Reproduce the full listing below unchanged, apart from the pictures.

Stored data
____________

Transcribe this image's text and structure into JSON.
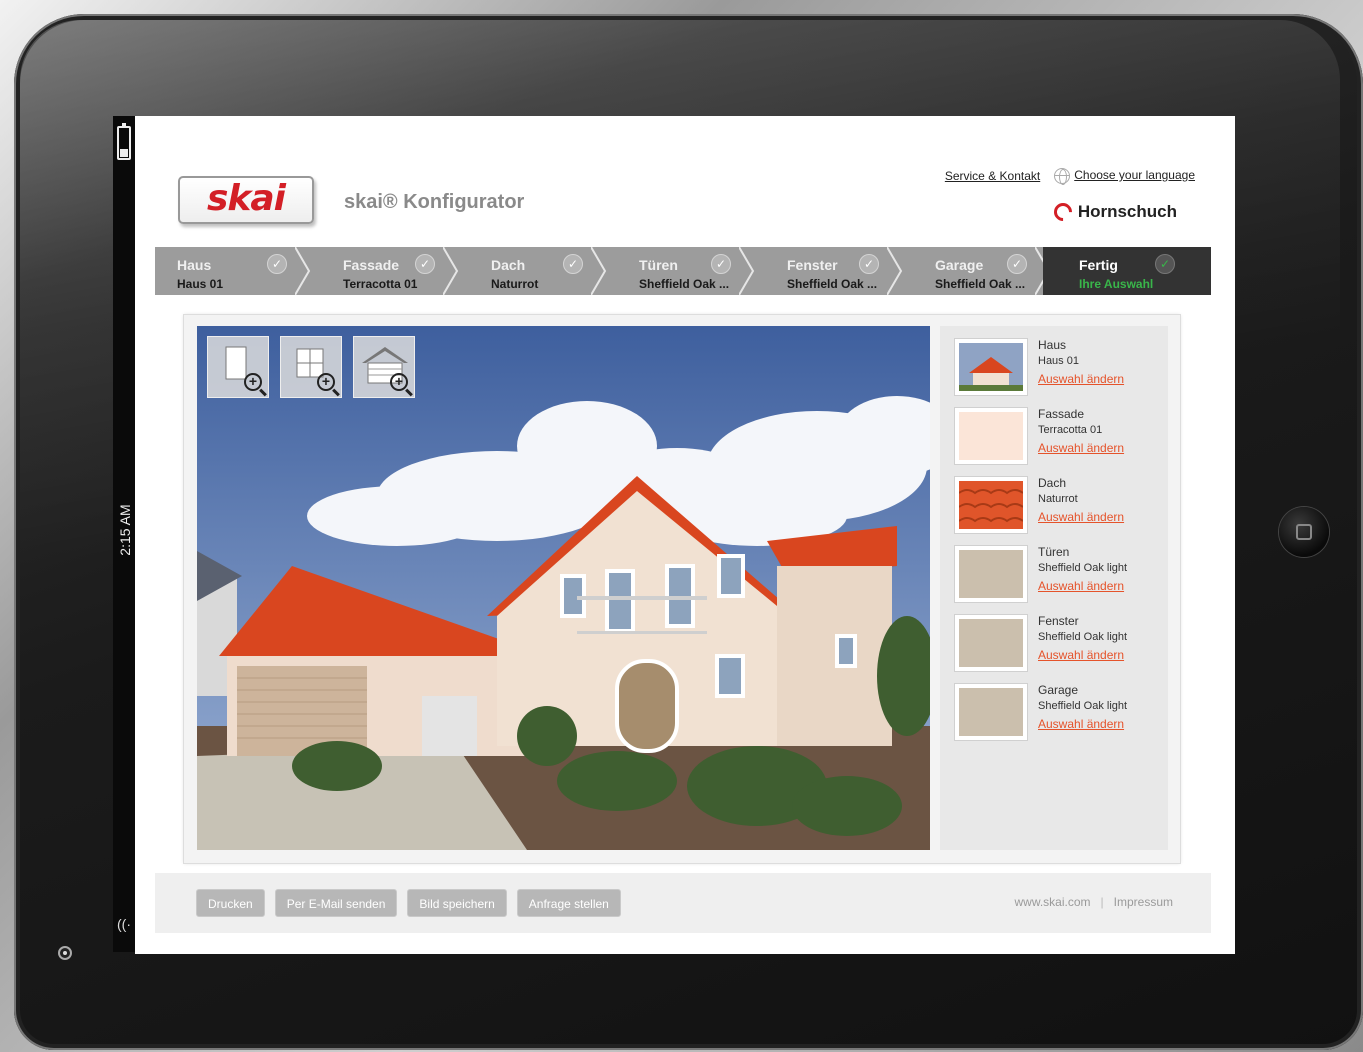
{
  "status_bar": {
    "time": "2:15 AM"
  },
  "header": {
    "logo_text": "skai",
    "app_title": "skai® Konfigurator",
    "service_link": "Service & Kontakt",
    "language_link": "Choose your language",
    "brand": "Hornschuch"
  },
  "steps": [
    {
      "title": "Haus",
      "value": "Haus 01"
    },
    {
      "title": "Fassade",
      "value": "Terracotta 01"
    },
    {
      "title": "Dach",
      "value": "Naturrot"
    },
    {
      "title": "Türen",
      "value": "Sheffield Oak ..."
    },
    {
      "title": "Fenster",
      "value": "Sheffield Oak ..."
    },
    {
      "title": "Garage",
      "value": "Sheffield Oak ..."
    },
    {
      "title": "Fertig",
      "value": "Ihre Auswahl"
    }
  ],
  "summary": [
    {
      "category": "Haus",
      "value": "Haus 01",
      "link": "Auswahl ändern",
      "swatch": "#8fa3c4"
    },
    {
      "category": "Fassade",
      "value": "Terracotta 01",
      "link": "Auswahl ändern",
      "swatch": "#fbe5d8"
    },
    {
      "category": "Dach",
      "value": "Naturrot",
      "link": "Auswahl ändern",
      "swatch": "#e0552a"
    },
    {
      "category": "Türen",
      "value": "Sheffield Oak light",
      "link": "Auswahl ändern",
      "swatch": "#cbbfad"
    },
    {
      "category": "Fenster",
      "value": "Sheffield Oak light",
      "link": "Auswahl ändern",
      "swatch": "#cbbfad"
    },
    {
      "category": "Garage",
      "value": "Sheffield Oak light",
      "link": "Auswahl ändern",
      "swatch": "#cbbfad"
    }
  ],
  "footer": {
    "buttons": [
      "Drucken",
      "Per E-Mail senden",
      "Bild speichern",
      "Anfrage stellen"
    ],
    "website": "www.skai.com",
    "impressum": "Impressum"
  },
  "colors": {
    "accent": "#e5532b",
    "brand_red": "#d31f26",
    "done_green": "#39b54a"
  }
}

____________

◆ Solution to the exercise:
Transcribe this image's text and structure into JSON.
{
  "status_bar": {
    "time": "2:15 AM"
  },
  "header": {
    "logo_text": "skai",
    "app_title": "skai® Konfigurator",
    "service_link": "Service & Kontakt",
    "language_link": "Choose your language",
    "brand": "Hornschuch"
  },
  "steps": [
    {
      "title": "Haus",
      "value": "Haus 01"
    },
    {
      "title": "Fassade",
      "value": "Terracotta 01"
    },
    {
      "title": "Dach",
      "value": "Naturrot"
    },
    {
      "title": "Türen",
      "value": "Sheffield Oak ..."
    },
    {
      "title": "Fenster",
      "value": "Sheffield Oak ..."
    },
    {
      "title": "Garage",
      "value": "Sheffield Oak ..."
    },
    {
      "title": "Fertig",
      "value": "Ihre Auswahl"
    }
  ],
  "summary": [
    {
      "category": "Haus",
      "value": "Haus 01",
      "link": "Auswahl ändern",
      "swatch": "#8fa3c4"
    },
    {
      "category": "Fassade",
      "value": "Terracotta 01",
      "link": "Auswahl ändern",
      "swatch": "#fbe5d8"
    },
    {
      "category": "Dach",
      "value": "Naturrot",
      "link": "Auswahl ändern",
      "swatch": "#e0552a"
    },
    {
      "category": "Türen",
      "value": "Sheffield Oak light",
      "link": "Auswahl ändern",
      "swatch": "#cbbfad"
    },
    {
      "category": "Fenster",
      "value": "Sheffield Oak light",
      "link": "Auswahl ändern",
      "swatch": "#cbbfad"
    },
    {
      "category": "Garage",
      "value": "Sheffield Oak light",
      "link": "Auswahl ändern",
      "swatch": "#cbbfad"
    }
  ],
  "footer": {
    "buttons": [
      "Drucken",
      "Per E-Mail senden",
      "Bild speichern",
      "Anfrage stellen"
    ],
    "website": "www.skai.com",
    "impressum": "Impressum"
  },
  "colors": {
    "accent": "#e5532b",
    "brand_red": "#d31f26",
    "done_green": "#39b54a"
  }
}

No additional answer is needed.